Below are the records; collect from them each line containing the string "Ajankohtaista".

===

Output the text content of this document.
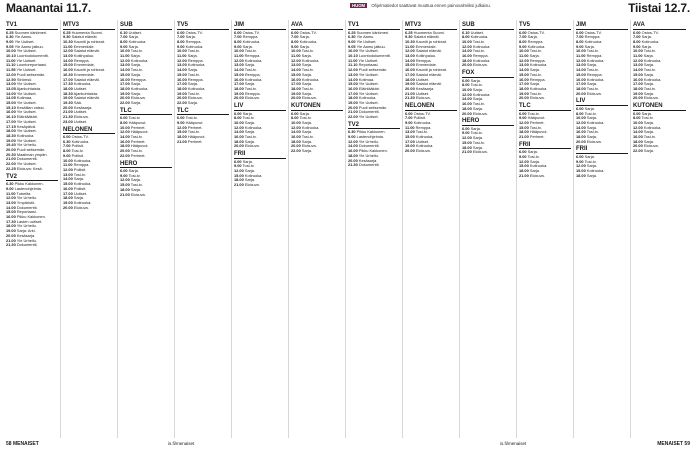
Maanantai 11.7.	HUOM Ohjelmatiedot saattavat muuttua ennen painovalmiiksi julkaisu.	Tiistai 12.7.
TV1
6.25 Suomen kärkimeri.
6.30 Yle Aamu.
9.00 Yle Uutiset.
9.05 Yle Aamu jatkuu.
10.00 Yle Uutiset.
10.10 Luontodokumentti.
11.00 Yle Uutiset.
11.10 Luontoreportaasi.
11.55 Yle Uutiset.
12.00 Puoli seitsemän.
12.50 Strömsö.
13.00 Yle Uutiset.
13.05 Ajankohtaista.
14.00 Yle Uutiset.
14.05 Kotimaa.
15.00 Yle Uutiset.
15.10 Kesäillan valssi.
16.00 Yle Uutiset.
16.10 Eläinlääkäri.
17.00 Yle Uutiset.
17.15 Kesäpäivä.
18.00 Yle Uutiset.
18.30 Kotiruoka.
19.00 Yle Uutiset.
19.40 Yle Urheilu.
20.00 Puoli seitsemän.
20.30 Maailman ympäri.
21.00 Dokumentti.
22.00 Yle Uutiset.
22.25 Elokuva: Kesä.
TV2
6.30 Pikku Kakkonen.
9.00 Lastenohjelmia.
11.00 Tubeilta.
12.00 Yle Urheilu.
13.00 Ympäristö.
14.00 Dokumentti.
15.00 Reportaasi.
16.00 Pikku Kakkonen.
17.30 Lasten uutiset.
18.00 Yle Urheilu.
19.00 Sarja: Arki.
20.00 Kesäsarja.
21.00 Yle Urheilu.
21.30 Dokumentti.
MTV3
6.25 Huomenta Suomi.
9.30 Salatut elämät.
10.30 Kauniit ja rohkeat.
11.00 Emmerdale.
12.00 Salatut elämät.
13.00 Kotiinpaluu.
14.00 Remppa.
15.00 Emmerdale.
16.00 Kauniit ja rohkeat.
16.30 Emmerdale.
17.00 Salatut elämät.
17.30 Kotiruoka.
18.00 Uutiset.
18.30 Ajankohtaista.
19.00 Salatut elämät.
19.30 Sää.
20.00 Kesäsarja.
21.00 Uutiset.
21.30 Elokuva.
23.00 Uutiset.
NELONEN
6.00 Ostos-TV.
6.30 Kotiruoka.
7.00 Poliisit.
8.00 Tosi-tv.
9.00 Poliisit.
10.00 Kotiruoka.
11.00 Remppa.
12.00 Poliisit.
13.00 Tosi-tv.
14.00 Sarja.
15.00 Kotiruoka.
16.00 Poliisit.
17.00 Uutiset.
18.00 Sarja.
19.00 Kotiruoka.
20.00 Elokuva.
SUB
6.10 Uutiset.
7.00 Sarja.
8.00 Kotiruoka.
9.00 Sarja.
10.00 Tosi-tv.
11.00 Sarja.
12.00 Kotiruoka.
13.00 Sarja.
14.00 Tosi-tv.
15.00 Sarja.
16.00 Remppa.
17.00 Sarja.
18.00 Kotiruoka.
19.00 Sarja.
20.00 Elokuva.
22.00 Sarja.
TLC
6.00 Tosi-tv.
8.00 Hääpuvut.
10.00 Perheet.
12.00 Hääpuvut.
14.00 Tosi-tv.
16.00 Perheet.
18.00 Hääpuvut.
20.00 Tosi-tv.
22.00 Perheet.
HERO
6.00 Sarja.
9.00 Tosi-tv.
12.00 Sarja.
15.00 Tosi-tv.
18.00 Sarja.
21.00 Elokuva.
TV5
6.00 Ostos-TV.
7.00 Sarja.
8.00 Remppa.
9.00 Kotiruoka.
10.00 Tosi-tv.
11.00 Sarja.
12.00 Remppa.
13.00 Kotiruoka.
14.00 Sarja.
15.00 Tosi-tv.
16.00 Remppa.
17.00 Sarja.
18.00 Kotiruoka.
19.00 Tosi-tv.
20.00 Elokuva.
22.00 Sarja.
TLC
6.00 Tosi-tv.
9.00 Hääpuvut.
12.00 Perheet.
15.00 Tosi-tv.
18.00 Hääpuvut.
21.00 Perheet.
JIM
6.00 Ostos-TV.
7.00 Remppa.
8.00 Kotiruoka.
9.00 Sarja.
10.00 Tosi-tv.
11.00 Remppa.
12.00 Kotiruoka.
13.00 Sarja.
14.00 Tosi-tv.
15.00 Remppa.
16.00 Kotiruoka.
17.00 Sarja.
18.00 Tosi-tv.
19.00 Remppa.
20.00 Elokuva.
LIV
6.00 Sarja.
8.00 Tosi-tv.
10.00 Sarja.
12.00 Kotiruoka.
14.00 Sarja.
16.00 Tosi-tv.
18.00 Sarja.
20.00 Elokuva.
FRII
6.00 Sarja.
9.00 Tosi-tv.
12.00 Sarja.
15.00 Kotiruoka.
18.00 Sarja.
21.00 Elokuva.
AVA
6.00 Ostos-TV.
7.00 Sarja.
8.00 Kotiruoka.
9.00 Sarja.
10.00 Tosi-tv.
11.00 Sarja.
12.00 Kotiruoka.
13.00 Sarja.
14.00 Tosi-tv.
15.00 Sarja.
16.00 Kotiruoka.
17.00 Sarja.
18.00 Tosi-tv.
19.00 Sarja.
20.00 Elokuva.
KUTONEN
6.00 Sarja.
8.00 Tosi-tv.
10.00 Sarja.
12.00 Kotiruoka.
14.00 Sarja.
16.00 Tosi-tv.
18.00 Sarja.
20.00 Elokuva.
22.00 Sarja.
TV1
6.25 Suomen kärkimeri.
6.30 Yle Aamu.
9.00 Yle Uutiset.
9.05 Yle Aamu jatkuu.
10.00 Yle Uutiset.
10.10 Luontodokumentti.
11.00 Yle Uutiset.
11.10 Reportaasi.
12.00 Puoli seitsemän.
13.00 Yle Uutiset.
14.00 Kotimaa.
15.00 Yle Uutiset.
16.00 Eläinlääkäri.
17.00 Yle Uutiset.
18.00 Kotiruoka.
19.00 Yle Uutiset.
20.00 Puoli seitsemän.
21.00 Dokumentti.
22.00 Yle Uutiset.
TV2
6.30 Pikku Kakkonen.
9.00 Lastenohjelmia.
12.00 Yle Urheilu.
14.00 Dokumentti.
16.00 Pikku Kakkonen.
18.00 Yle Urheilu.
20.00 Kesäsarja.
21.30 Dokumentti.
MTV3
6.25 Huomenta Suomi.
9.30 Salatut elämät.
10.30 Kauniit ja rohkeat.
11.00 Emmerdale.
12.00 Salatut elämät.
13.00 Kotiinpaluu.
14.00 Remppa.
15.00 Emmerdale.
16.00 Kauniit ja rohkeat.
17.00 Salatut elämät.
18.00 Uutiset.
19.00 Salatut elämät.
20.00 Kesäsarja.
21.00 Uutiset.
21.30 Elokuva.
NELONEN
6.00 Ostos-TV.
7.00 Poliisit.
9.00 Kotiruoka.
11.00 Remppa.
13.00 Tosi-tv.
15.00 Kotiruoka.
17.00 Uutiset.
19.00 Kotiruoka.
20.00 Elokuva.
SUB
6.10 Uutiset.
8.00 Kotiruoka.
10.00 Tosi-tv.
12.00 Kotiruoka.
14.00 Tosi-tv.
16.00 Remppa.
18.00 Kotiruoka.
20.00 Elokuva.
FOX
6.00 Sarja.
8.00 Tosi-tv.
10.00 Sarja.
12.00 Kotiruoka.
14.00 Sarja.
16.00 Tosi-tv.
18.00 Sarja.
20.00 Elokuva.
HERO
6.00 Sarja.
9.00 Tosi-tv.
12.00 Sarja.
15.00 Tosi-tv.
18.00 Sarja.
21.00 Elokuva.
TV5
6.00 Ostos-TV.
7.00 Sarja.
8.00 Remppa.
9.00 Kotiruoka.
10.00 Tosi-tv.
11.00 Sarja.
12.00 Remppa.
13.00 Kotiruoka.
14.00 Sarja.
15.00 Tosi-tv.
16.00 Remppa.
17.00 Sarja.
18.00 Kotiruoka.
19.00 Tosi-tv.
20.00 Elokuva.
TLC
6.00 Tosi-tv.
9.00 Hääpuvut.
12.00 Perheet.
15.00 Tosi-tv.
18.00 Hääpuvut.
21.00 Perheet.
FRII
6.00 Sarja.
9.00 Tosi-tv.
12.00 Sarja.
15.00 Kotiruoka.
18.00 Sarja.
21.00 Elokuva.
JIM
6.00 Ostos-TV.
7.00 Remppa.
8.00 Kotiruoka.
9.00 Sarja.
10.00 Tosi-tv.
11.00 Remppa.
12.00 Kotiruoka.
13.00 Sarja.
14.00 Tosi-tv.
15.00 Remppa.
16.00 Kotiruoka.
17.00 Sarja.
18.00 Tosi-tv.
20.00 Elokuva.
LIV
6.00 Sarja.
8.00 Tosi-tv.
10.00 Sarja.
12.00 Kotiruoka.
14.00 Sarja.
16.00 Tosi-tv.
18.00 Sarja.
20.00 Elokuva.
FRII
6.00 Sarja.
9.00 Tosi-tv.
12.00 Sarja.
15.00 Kotiruoka.
18.00 Sarja.
AVA
6.00 Ostos-TV.
7.00 Sarja.
8.00 Kotiruoka.
9.00 Sarja.
10.00 Tosi-tv.
11.00 Sarja.
12.00 Kotiruoka.
13.00 Sarja.
14.00 Tosi-tv.
15.00 Sarja.
16.00 Kotiruoka.
17.00 Sarja.
18.00 Tosi-tv.
19.00 Sarja.
20.00 Elokuva.
KUTONEN
6.00 Sarja.
8.00 Tosi-tv.
10.00 Sarja.
12.00 Kotiruoka.
14.00 Sarja.
16.00 Tosi-tv.
18.00 Sarja.
20.00 Elokuva.
22.00 Sarja.
58 MENAISET	is.fi/menaiset	is.fi/menaiset	MENAISET 59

===

■ ANSWER TO THE EXERCISE ■
13.05 Ajankohtaista.
18.30 Ajankohtaista.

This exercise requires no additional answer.